16. Max-Min Problems
a. Local Minima, Local Maxima and Saddle Points
4. Second Derivative Test with More Variables (Optional)
The second derivative test generalizes to functions with more than two
variables. First notice that the discriminant, \(D\), is the determinant of
the two-dimensional
Hessian matrix:
\[
D=\begin{vmatrix}
f_{xx} & f_{xy} \\
f_{yx} & f_{yy}
\end{vmatrix}
=f_{xx}f_{yy}-f_{xy}^2
\]
For each additional variable, we have a bigger Hessian determinant:
\(D_1=f_{xx}\)
\(D_2=\begin{vmatrix}
f_{xx} & f_{xy} \\
f_{yx} & f_{yy} \\
\end{vmatrix}\)
\(D_3=\begin{vmatrix}
f_{xx} & f_{xy} & f_{xz} \\
f_{yx} & f_{yy} & f_{yz} \\
f_{zx} & f_{zy} & f_{zz} \\
\end{vmatrix}\)
\(D_4=\begin{vmatrix}
f_{xx} & f_{xy} & f_{xz} & f_{xu} \\
f_{yx} & f_{yy} & f_{yz} & f_{yu} \\
f_{zx} & f_{zy} & f_{zz} & f_{zu} \\
f_{ux} & f_{uy} & f_{uz} & f_{uu} \\
\end{vmatrix}\)

▶ [The tasks]:
A. Answer these questions about the second derivative test page:
(i) What is the discriminant D identified as?
(ii) What does D equal when the determinant is multiplied out?
(iii) What is D_1 set equal to?
B. Please explain, in one to three sentences, why the page on the second derivative test goes past the two-variable discriminant and lists D_3 and D_4.
C. Resume the page on the second derivative test with more variables, starting right after the D_4 determinant.
The lines that follow aren't needed.

(Dataset excerpt)
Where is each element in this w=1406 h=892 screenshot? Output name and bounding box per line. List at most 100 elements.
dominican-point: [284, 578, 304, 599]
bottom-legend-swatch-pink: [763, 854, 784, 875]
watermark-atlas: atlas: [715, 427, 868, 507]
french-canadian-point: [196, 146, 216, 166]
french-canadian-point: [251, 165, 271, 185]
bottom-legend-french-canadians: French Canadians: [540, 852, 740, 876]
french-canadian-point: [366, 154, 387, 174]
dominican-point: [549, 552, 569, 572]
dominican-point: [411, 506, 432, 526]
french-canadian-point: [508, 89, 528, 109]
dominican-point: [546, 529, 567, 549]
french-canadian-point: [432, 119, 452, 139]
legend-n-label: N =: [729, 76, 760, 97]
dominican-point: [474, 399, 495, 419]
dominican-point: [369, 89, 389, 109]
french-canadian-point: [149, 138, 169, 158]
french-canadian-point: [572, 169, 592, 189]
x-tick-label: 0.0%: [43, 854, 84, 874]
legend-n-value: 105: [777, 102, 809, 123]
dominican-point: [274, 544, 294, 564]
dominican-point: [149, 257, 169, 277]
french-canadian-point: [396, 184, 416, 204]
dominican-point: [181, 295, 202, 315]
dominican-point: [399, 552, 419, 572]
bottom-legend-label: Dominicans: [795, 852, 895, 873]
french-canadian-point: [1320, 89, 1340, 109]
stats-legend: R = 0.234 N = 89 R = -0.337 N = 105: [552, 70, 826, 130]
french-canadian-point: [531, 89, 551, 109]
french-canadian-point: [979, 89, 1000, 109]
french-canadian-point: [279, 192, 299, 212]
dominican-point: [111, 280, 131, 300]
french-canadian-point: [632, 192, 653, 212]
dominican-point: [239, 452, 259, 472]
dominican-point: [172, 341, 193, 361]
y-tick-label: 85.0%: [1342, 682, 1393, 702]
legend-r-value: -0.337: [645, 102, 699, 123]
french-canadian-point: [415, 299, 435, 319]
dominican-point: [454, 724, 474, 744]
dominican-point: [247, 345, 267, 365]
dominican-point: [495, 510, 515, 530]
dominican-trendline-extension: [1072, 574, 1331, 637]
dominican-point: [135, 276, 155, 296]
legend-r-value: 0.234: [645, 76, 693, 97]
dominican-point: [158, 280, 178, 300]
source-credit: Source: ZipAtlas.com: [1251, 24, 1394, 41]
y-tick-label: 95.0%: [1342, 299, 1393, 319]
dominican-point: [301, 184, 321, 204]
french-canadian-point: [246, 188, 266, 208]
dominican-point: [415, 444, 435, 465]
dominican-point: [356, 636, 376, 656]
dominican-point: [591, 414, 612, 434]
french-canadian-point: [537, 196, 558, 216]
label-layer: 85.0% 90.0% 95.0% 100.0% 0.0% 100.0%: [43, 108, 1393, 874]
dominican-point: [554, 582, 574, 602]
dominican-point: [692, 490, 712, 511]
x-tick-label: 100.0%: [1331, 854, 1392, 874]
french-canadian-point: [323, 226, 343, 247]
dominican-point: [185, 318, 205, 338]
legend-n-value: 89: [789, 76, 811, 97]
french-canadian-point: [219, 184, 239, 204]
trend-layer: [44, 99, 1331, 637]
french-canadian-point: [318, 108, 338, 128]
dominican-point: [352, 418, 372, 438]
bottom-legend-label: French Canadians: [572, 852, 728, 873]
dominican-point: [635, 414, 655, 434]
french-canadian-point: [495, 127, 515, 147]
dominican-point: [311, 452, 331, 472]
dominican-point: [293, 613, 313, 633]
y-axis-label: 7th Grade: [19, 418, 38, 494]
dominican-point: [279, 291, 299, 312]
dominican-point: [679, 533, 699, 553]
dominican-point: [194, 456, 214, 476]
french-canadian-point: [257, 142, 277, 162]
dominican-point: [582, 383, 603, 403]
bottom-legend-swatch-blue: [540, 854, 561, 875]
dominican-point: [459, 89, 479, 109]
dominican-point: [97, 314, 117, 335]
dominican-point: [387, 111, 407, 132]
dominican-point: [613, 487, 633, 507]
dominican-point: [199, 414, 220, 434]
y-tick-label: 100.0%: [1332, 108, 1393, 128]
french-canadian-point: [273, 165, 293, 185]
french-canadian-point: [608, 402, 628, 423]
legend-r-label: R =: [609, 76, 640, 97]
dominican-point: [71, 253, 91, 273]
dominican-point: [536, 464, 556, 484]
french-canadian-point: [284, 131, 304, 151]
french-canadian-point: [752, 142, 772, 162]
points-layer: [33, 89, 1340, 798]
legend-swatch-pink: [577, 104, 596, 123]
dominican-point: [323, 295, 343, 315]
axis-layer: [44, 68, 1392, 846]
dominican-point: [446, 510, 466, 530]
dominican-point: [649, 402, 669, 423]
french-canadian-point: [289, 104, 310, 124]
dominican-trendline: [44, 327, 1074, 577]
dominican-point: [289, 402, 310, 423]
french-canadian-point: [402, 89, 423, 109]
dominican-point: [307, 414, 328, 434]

▶ [Answers to the problems]:
A.
(i) The determinant of the two-dimensional Hessian matrix.
(ii) f_xx f_yy − f_xy².
(iii) f_xx.

B. The second derivative test generalizes to functions with more than two variables, and the discriminant D is the determinant of the two-dimensional Hessian matrix. Each additional variable brings a bigger Hessian determinant. D_3 adds the z entries, and D_4 adds the u entries.

C.
\(D_5=\begin{vmatrix}
f_{xx} & f_{xy} & f_{xz} & f_{xu} & f_{xv} \\
f_{yx} & f_{yy} & f_{yz} & f_{yu} & f_{yv} \\
f_{zx} & f_{zy} & f_{zz} & f_{zu} & f_{zv} \\
f_{ux} & f_{uy} & f_{uz} & f_{uu} & f_{uv} \\
f_{vx} & f_{vy} & f_{vz} & f_{vu} & f_{vv} \\
\end{vmatrix}\)
\(\cdots\)
\(D_n=\begin{vmatrix}
f_{xx} & f_{xy} & f_{xz} & f_{xu} & \cdots & f_{xw} \\
f_{yx} & f_{yy} & f_{yz} & f_{yu} & \cdots & f_{yw} \\
f_{zx} & f_{zy} & f_{zz} & f_{zu} & \cdots & f_{zw} \\
f_{ux} & f_{uy} & f_{uz} & f_{uu} & \cdots & f_{uw} \\
\vdots & \vdots & \vdots & \vdots & \ddots & \vdots \\
f_{wx} & f_{wy} & f_{wz} & f_{wu} & \cdots & f_{ww} \\
\end{vmatrix}\)
These determinants are called the
leading principle minor determinants
(LPMD's) of the Hessian matrix. The
Second Derivative Test is stated in terms of the LPMD's.
Consider a function of \(n\) variables \(f(\vec x)\) and assume \(\vec c\) is a critical point of \(f\), i.e. \[ \vec\nabla f(\vec c)=\vec0 \] Assume the LPMD's have been evaluated at \(\vec c\).
- If all the LPMD's are positive, i.e. \(D_1 > 0, D_2 > 0, D_3 > 0, \cdots, D_n > 0\), then the critical point \(\vec c\) is a local minimum.
- If the odd LPMD's are all negative and the even LPMD's are all positive, i.e. \(D_1 < 0, D_3 < 0, D_5 < 0,\cdots\) and \(D_2 > 0, D_4 > 0, D_6 > 0,\cdots\), then the critical point \(\vec c\) is a local maximum.
- If \(D_n \ne 0\) but cases (1) and (2) do not hold, then the critical point \(\vec c\) is a saddle point.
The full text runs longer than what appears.